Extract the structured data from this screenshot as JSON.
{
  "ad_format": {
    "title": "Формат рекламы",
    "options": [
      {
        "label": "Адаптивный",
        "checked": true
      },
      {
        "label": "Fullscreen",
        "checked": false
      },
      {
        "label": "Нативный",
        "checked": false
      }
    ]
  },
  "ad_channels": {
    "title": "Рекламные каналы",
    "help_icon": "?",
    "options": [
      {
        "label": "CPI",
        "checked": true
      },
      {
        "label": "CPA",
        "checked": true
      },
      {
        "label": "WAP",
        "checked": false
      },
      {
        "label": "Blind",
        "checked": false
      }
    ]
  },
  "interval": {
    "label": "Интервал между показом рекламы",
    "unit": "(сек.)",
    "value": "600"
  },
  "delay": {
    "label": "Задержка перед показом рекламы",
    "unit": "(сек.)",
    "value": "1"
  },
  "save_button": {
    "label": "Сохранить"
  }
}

● **What to work on**: Using the exact wording, write out all of the records.

● **Task solution**:
Extract the structured data from this screenshot as JSON.
{
  "ad_format": {
    "title": "Формат рекламы",
    "options": [
      {
        "label": "Адаптивный",
        "checked": true
      },
      {
        "label": "Fullscreen",
        "checked": false
      },
      {
        "label": "Нативный",
        "checked": false
      }
    ]
  },
  "ad_channels": {
    "title": "Рекламные каналы",
    "help_icon": "?",
    "options": [
      {
        "label": "CPI",
        "checked": true
      },
      {
        "label": "CPA",
        "checked": true
      },
      {
        "label": "WAP",
        "checked": false
      },
      {
        "label": "Blind",
        "checked": false
      }
    ]
  },
  "interval": {
    "label": "Интервал между показом рекламы",
    "unit": "(сек.)",
    "value": "600"
  },
  "delay": {
    "label": "Задержка перед показом рекламы",
    "unit": "(сек.)",
    "value": "1"
  },
  "save_button": {
    "label": "Сохранить"
  }
}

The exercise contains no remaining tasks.